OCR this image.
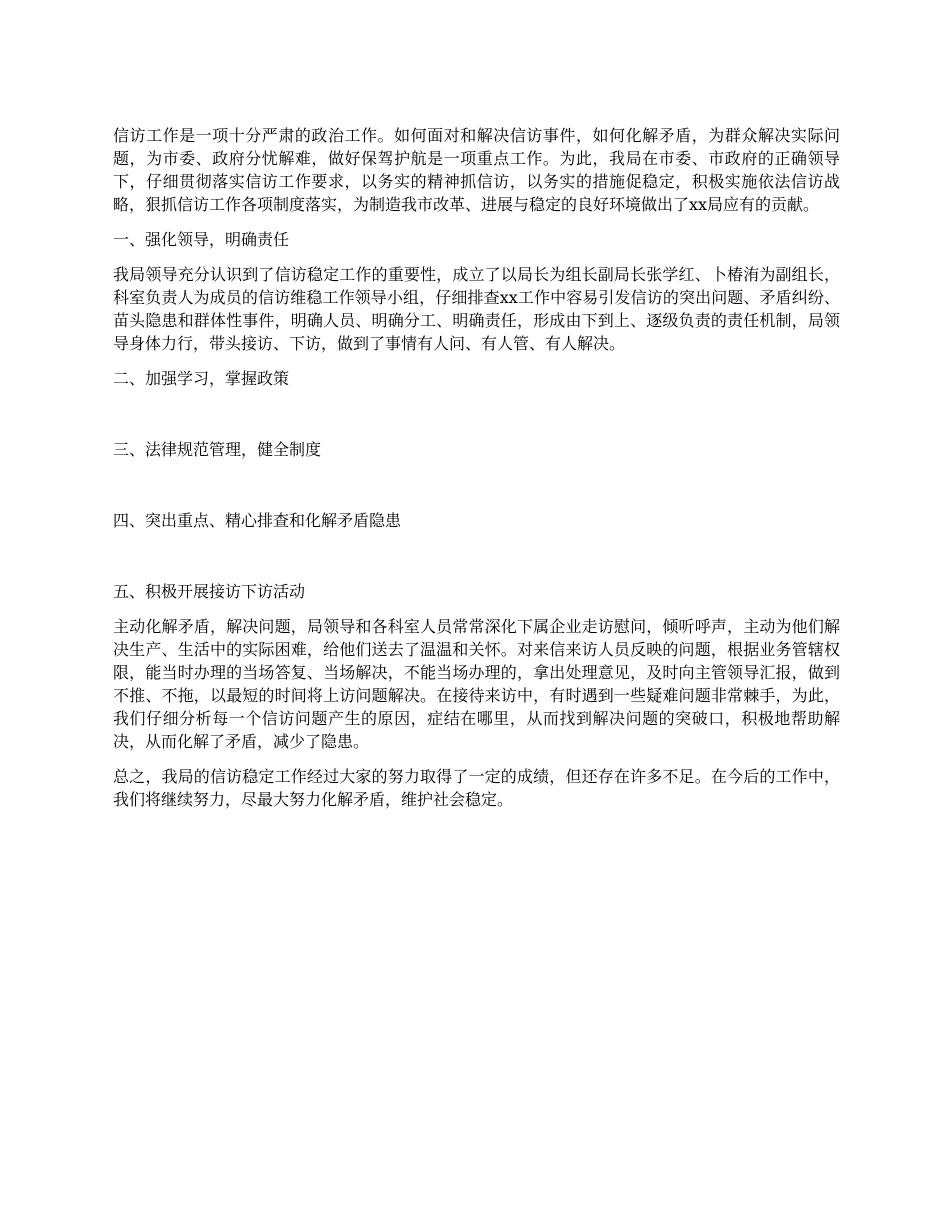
信访工作是一项十分严肃的政治工作。如何面对和解决信访事件，如何化解矛盾，为群众解决实际问题，为市委、政府分忧解难，做好保驾护航是一项重点工作。为此，我局在市委、市政府的正确领导下，仔细贯彻落实信访工作要求，以务实的精神抓信访，以务实的措施促稳定，积极实施依法信访战略，狠抓信访工作各项制度落实，为制造我市改革、进展与稳定的良好环境做出了xx局应有的贡献。

一、强化领导，明确责任

我局领导充分认识到了信访稳定工作的重要性，成立了以局长为组长副局长张学红、卜椿洧为副组长，科室负责人为成员的信访维稳工作领导小组，仔细排查xx工作中容易引发信访的突出问题、矛盾纠纷、苗头隐患和群体性事件，明确人员、明确分工、明确责任，形成由下到上、逐级负责的责任机制，局领导身体力行，带头接访、下访，做到了事情有人问、有人管、有人解决。

二、加强学习，掌握政策

三、法律规范管理，健全制度

四、突出重点、精心排查和化解矛盾隐患

五、积极开展接访下访活动

主动化解矛盾，解决问题，局领导和各科室人员常常深化下属企业走访慰问，倾听呼声，主动为他们解决生产、生活中的实际困难，给他们送去了温温和关怀。对来信来访人员反映的问题，根据业务管辖权限，能当时办理的当场答复、当场解决，不能当场办理的，拿出处理意见，及时向主管领导汇报，做到不推、不拖，以最短的时间将上访问题解决。在接待来访中，有时遇到一些疑难问题非常棘手，为此，我们仔细分析每一个信访问题产生的原因，症结在哪里，从而找到解决问题的突破口，积极地帮助解决，从而化解了矛盾，减少了隐患。

总之，我局的信访稳定工作经过大家的努力取得了一定的成绩，但还存在许多不足。在今后的工作中，我们将继续努力，尽最大努力化解矛盾，维护社会稳定。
- - -
- **Your instructions**
The material above holds pictures; copy everything else in it exactly.

- **Complete answer**
OCR this image.
信访工作是一项十分严肃的政治工作。如何面对和解决信访事件，如何化解矛盾，为群众解决实际问题，为市委、政府分忧解难，做好保驾护航是一项重点工作。为此，我局在市委、市政府的正确领导下，仔细贯彻落实信访工作要求，以务实的精神抓信访，以务实的措施促稳定，积极实施依法信访战略，狠抓信访工作各项制度落实，为制造我市改革、进展与稳定的良好环境做出了xx局应有的贡献。

一、强化领导，明确责任

我局领导充分认识到了信访稳定工作的重要性，成立了以局长为组长副局长张学红、卜椿洧为副组长，科室负责人为成员的信访维稳工作领导小组，仔细排查xx工作中容易引发信访的突出问题、矛盾纠纷、苗头隐患和群体性事件，明确人员、明确分工、明确责任，形成由下到上、逐级负责的责任机制，局领导身体力行，带头接访、下访，做到了事情有人问、有人管、有人解决。

二、加强学习，掌握政策

三、法律规范管理，健全制度

四、突出重点、精心排查和化解矛盾隐患

五、积极开展接访下访活动

主动化解矛盾，解决问题，局领导和各科室人员常常深化下属企业走访慰问，倾听呼声，主动为他们解决生产、生活中的实际困难，给他们送去了温温和关怀。对来信来访人员反映的问题，根据业务管辖权限，能当时办理的当场答复、当场解决，不能当场办理的，拿出处理意见，及时向主管领导汇报，做到不推、不拖，以最短的时间将上访问题解决。在接待来访中，有时遇到一些疑难问题非常棘手，为此，我们仔细分析每一个信访问题产生的原因，症结在哪里，从而找到解决问题的突破口，积极地帮助解决，从而化解了矛盾，减少了隐患。

总之，我局的信访稳定工作经过大家的努力取得了一定的成绩，但还存在许多不足。在今后的工作中，我们将继续努力，尽最大努力化解矛盾，维护社会稳定。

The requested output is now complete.